** BEGIN **

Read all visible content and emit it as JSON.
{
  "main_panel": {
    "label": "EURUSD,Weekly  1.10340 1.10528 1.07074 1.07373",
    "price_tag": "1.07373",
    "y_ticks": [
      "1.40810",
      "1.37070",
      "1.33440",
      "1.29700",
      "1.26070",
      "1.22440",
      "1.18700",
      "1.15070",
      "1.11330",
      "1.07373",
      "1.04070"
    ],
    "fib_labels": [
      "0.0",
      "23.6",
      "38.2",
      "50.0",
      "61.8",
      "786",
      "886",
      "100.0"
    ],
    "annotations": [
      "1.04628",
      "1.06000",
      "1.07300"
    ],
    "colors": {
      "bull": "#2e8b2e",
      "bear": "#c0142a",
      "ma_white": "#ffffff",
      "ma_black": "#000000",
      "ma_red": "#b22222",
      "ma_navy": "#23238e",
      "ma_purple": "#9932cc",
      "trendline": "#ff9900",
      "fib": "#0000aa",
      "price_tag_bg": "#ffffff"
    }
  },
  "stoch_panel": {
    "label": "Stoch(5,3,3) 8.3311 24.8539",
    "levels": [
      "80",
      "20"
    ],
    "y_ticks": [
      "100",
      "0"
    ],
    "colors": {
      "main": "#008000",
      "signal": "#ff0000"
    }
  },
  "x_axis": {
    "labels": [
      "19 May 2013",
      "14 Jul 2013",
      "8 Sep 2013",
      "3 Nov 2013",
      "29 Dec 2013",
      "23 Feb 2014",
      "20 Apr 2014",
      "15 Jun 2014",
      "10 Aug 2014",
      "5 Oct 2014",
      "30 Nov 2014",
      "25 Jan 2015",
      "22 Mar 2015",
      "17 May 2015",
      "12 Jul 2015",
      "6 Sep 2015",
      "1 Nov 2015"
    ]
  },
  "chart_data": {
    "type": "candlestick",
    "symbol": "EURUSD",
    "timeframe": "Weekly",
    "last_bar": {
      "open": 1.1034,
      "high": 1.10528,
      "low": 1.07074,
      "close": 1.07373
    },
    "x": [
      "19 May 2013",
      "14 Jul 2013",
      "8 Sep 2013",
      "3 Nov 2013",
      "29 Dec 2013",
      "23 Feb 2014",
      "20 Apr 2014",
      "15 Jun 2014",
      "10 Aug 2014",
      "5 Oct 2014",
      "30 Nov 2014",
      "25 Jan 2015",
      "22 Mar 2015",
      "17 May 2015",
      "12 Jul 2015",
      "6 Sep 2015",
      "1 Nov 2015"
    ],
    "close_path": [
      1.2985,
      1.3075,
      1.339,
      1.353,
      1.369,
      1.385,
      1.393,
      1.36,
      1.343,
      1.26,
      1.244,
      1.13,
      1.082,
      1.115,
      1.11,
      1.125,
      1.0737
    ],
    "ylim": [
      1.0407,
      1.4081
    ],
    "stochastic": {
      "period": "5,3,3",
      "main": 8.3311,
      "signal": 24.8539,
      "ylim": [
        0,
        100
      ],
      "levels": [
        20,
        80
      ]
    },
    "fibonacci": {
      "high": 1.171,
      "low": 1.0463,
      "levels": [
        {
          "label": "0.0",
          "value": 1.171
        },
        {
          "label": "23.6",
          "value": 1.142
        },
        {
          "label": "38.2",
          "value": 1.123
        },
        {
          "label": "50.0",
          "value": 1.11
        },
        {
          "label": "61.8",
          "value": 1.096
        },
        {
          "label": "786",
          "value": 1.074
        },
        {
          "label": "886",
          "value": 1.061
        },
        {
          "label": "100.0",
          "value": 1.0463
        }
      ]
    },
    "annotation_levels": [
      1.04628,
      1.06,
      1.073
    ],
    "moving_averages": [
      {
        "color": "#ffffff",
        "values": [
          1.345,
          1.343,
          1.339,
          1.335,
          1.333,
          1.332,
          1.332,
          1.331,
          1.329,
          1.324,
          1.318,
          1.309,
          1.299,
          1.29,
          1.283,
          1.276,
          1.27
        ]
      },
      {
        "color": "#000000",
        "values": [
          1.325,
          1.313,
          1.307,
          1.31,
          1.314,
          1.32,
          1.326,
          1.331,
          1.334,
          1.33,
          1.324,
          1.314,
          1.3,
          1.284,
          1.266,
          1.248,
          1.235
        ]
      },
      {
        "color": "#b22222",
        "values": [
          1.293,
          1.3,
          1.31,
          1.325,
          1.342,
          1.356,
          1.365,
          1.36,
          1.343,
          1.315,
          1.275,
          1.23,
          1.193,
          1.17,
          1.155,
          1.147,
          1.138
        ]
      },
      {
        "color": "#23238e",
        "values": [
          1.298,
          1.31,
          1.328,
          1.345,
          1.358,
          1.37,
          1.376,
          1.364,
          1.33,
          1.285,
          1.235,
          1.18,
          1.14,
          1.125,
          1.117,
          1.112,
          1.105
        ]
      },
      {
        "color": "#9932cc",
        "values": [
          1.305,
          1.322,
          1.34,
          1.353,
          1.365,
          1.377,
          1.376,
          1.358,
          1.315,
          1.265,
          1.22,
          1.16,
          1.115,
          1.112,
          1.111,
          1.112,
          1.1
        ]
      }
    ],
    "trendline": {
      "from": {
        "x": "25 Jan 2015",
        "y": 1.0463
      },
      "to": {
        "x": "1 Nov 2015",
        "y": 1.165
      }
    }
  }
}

** END **

Written task: Give back the whole listing, word for word.

Solution for this exercise:
Read all visible content and emit it as JSON.
{
  "main_panel": {
    "label": "EURUSD,Weekly  1.10340 1.10528 1.07074 1.07373",
    "price_tag": "1.07373",
    "y_ticks": [
      "1.40810",
      "1.37070",
      "1.33440",
      "1.29700",
      "1.26070",
      "1.22440",
      "1.18700",
      "1.15070",
      "1.11330",
      "1.07373",
      "1.04070"
    ],
    "fib_labels": [
      "0.0",
      "23.6",
      "38.2",
      "50.0",
      "61.8",
      "786",
      "886",
      "100.0"
    ],
    "annotations": [
      "1.04628",
      "1.06000",
      "1.07300"
    ],
    "colors": {
      "bull": "#2e8b2e",
      "bear": "#c0142a",
      "ma_white": "#ffffff",
      "ma_black": "#000000",
      "ma_red": "#b22222",
      "ma_navy": "#23238e",
      "ma_purple": "#9932cc",
      "trendline": "#ff9900",
      "fib": "#0000aa",
      "price_tag_bg": "#ffffff"
    }
  },
  "stoch_panel": {
    "label": "Stoch(5,3,3) 8.3311 24.8539",
    "levels": [
      "80",
      "20"
    ],
    "y_ticks": [
      "100",
      "0"
    ],
    "colors": {
      "main": "#008000",
      "signal": "#ff0000"
    }
  },
  "x_axis": {
    "labels": [
      "19 May 2013",
      "14 Jul 2013",
      "8 Sep 2013",
      "3 Nov 2013",
      "29 Dec 2013",
      "23 Feb 2014",
      "20 Apr 2014",
      "15 Jun 2014",
      "10 Aug 2014",
      "5 Oct 2014",
      "30 Nov 2014",
      "25 Jan 2015",
      "22 Mar 2015",
      "17 May 2015",
      "12 Jul 2015",
      "6 Sep 2015",
      "1 Nov 2015"
    ]
  },
  "chart_data": {
    "type": "candlestick",
    "symbol": "EURUSD",
    "timeframe": "Weekly",
    "last_bar": {
      "open": 1.1034,
      "high": 1.10528,
      "low": 1.07074,
      "close": 1.07373
    },
    "x": [
      "19 May 2013",
      "14 Jul 2013",
      "8 Sep 2013",
      "3 Nov 2013",
      "29 Dec 2013",
      "23 Feb 2014",
      "20 Apr 2014",
      "15 Jun 2014",
      "10 Aug 2014",
      "5 Oct 2014",
      "30 Nov 2014",
      "25 Jan 2015",
      "22 Mar 2015",
      "17 May 2015",
      "12 Jul 2015",
      "6 Sep 2015",
      "1 Nov 2015"
    ],
    "close_path": [
      1.2985,
      1.3075,
      1.339,
      1.353,
      1.369,
      1.385,
      1.393,
      1.36,
      1.343,
      1.26,
      1.244,
      1.13,
      1.082,
      1.115,
      1.11,
      1.125,
      1.0737
    ],
    "ylim": [
      1.0407,
      1.4081
    ],
    "stochastic": {
      "period": "5,3,3",
      "main": 8.3311,
      "signal": 24.8539,
      "ylim": [
        0,
        100
      ],
      "levels": [
        20,
        80
      ]
    },
    "fibonacci": {
      "high": 1.171,
      "low": 1.0463,
      "levels": [
        {
          "label": "0.0",
          "value": 1.171
        },
        {
          "label": "23.6",
          "value": 1.142
        },
        {
          "label": "38.2",
          "value": 1.123
        },
        {
          "label": "50.0",
          "value": 1.11
        },
        {
          "label": "61.8",
          "value": 1.096
        },
        {
          "label": "786",
          "value": 1.074
        },
        {
          "label": "886",
          "value": 1.061
        },
        {
          "label": "100.0",
          "value": 1.0463
        }
      ]
    },
    "annotation_levels": [
      1.04628,
      1.06,
      1.073
    ],
    "moving_averages": [
      {
        "color": "#ffffff",
        "values": [
          1.345,
          1.343,
          1.339,
          1.335,
          1.333,
          1.332,
          1.332,
          1.331,
          1.329,
          1.324,
          1.318,
          1.309,
          1.299,
          1.29,
          1.283,
          1.276,
          1.27
        ]
      },
      {
        "color": "#000000",
        "values": [
          1.325,
          1.313,
          1.307,
          1.31,
          1.314,
          1.32,
          1.326,
          1.331,
          1.334,
          1.33,
          1.324,
          1.314,
          1.3,
          1.284,
          1.266,
          1.248,
          1.235
        ]
      },
      {
        "color": "#b22222",
        "values": [
          1.293,
          1.3,
          1.31,
          1.325,
          1.342,
          1.356,
          1.365,
          1.36,
          1.343,
          1.315,
          1.275,
          1.23,
          1.193,
          1.17,
          1.155,
          1.147,
          1.138
        ]
      },
      {
        "color": "#23238e",
        "values": [
          1.298,
          1.31,
          1.328,
          1.345,
          1.358,
          1.37,
          1.376,
          1.364,
          1.33,
          1.285,
          1.235,
          1.18,
          1.14,
          1.125,
          1.117,
          1.112,
          1.105
        ]
      },
      {
        "color": "#9932cc",
        "values": [
          1.305,
          1.322,
          1.34,
          1.353,
          1.365,
          1.377,
          1.376,
          1.358,
          1.315,
          1.265,
          1.22,
          1.16,
          1.115,
          1.112,
          1.111,
          1.112,
          1.1
        ]
      }
    ],
    "trendline": {
      "from": {
        "x": "25 Jan 2015",
        "y": 1.0463
      },
      "to": {
        "x": "1 Nov 2015",
        "y": 1.165
      }
    }
  }
}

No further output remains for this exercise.